▶ [Exercise requirements] Gather up every line that includes the string "name".

▶ [Data for the task]
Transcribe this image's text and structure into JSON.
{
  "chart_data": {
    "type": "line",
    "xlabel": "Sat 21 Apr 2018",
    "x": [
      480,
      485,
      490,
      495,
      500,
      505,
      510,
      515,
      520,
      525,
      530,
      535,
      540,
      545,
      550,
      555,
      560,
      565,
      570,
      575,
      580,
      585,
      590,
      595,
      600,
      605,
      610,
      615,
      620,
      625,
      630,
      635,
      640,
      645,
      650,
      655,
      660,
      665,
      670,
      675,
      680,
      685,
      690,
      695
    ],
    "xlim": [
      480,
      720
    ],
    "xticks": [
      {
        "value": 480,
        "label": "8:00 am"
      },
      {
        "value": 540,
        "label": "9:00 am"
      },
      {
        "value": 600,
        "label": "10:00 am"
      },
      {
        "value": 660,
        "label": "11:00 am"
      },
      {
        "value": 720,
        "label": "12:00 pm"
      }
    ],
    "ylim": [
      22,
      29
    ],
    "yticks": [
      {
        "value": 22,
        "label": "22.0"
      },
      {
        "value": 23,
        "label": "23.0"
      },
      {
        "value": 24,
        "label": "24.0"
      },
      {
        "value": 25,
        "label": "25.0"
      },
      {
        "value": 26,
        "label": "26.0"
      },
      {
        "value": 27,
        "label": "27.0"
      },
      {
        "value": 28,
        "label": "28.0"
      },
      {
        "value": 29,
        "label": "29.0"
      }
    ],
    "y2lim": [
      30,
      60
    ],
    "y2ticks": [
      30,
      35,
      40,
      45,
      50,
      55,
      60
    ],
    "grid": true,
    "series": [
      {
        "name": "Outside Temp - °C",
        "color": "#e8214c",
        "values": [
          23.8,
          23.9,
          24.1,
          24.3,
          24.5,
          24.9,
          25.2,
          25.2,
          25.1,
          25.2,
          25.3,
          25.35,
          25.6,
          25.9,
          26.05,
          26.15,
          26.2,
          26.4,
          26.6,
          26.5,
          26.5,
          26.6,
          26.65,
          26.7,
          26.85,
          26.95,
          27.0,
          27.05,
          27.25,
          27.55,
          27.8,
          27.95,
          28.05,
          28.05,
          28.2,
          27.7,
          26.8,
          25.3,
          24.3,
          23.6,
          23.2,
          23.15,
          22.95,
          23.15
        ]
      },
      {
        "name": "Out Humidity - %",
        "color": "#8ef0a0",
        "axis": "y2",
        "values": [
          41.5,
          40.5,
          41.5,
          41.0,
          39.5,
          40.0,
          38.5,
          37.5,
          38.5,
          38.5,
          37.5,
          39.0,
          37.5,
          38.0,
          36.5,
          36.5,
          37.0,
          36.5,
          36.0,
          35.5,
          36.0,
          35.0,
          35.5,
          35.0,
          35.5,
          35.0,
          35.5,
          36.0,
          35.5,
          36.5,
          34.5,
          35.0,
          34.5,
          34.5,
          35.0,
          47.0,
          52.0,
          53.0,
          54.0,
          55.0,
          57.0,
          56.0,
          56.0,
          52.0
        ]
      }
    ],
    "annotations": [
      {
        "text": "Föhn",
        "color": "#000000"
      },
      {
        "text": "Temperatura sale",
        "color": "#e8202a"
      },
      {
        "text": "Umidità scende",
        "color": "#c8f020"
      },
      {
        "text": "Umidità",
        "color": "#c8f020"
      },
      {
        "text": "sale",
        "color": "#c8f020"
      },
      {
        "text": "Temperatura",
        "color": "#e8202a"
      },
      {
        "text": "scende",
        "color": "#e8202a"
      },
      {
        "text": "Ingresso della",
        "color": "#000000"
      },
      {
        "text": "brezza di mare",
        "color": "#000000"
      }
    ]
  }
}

▶ [Exercise result]
        "name": "Outside Temp - °C",
        "name": "Out Humidity - %",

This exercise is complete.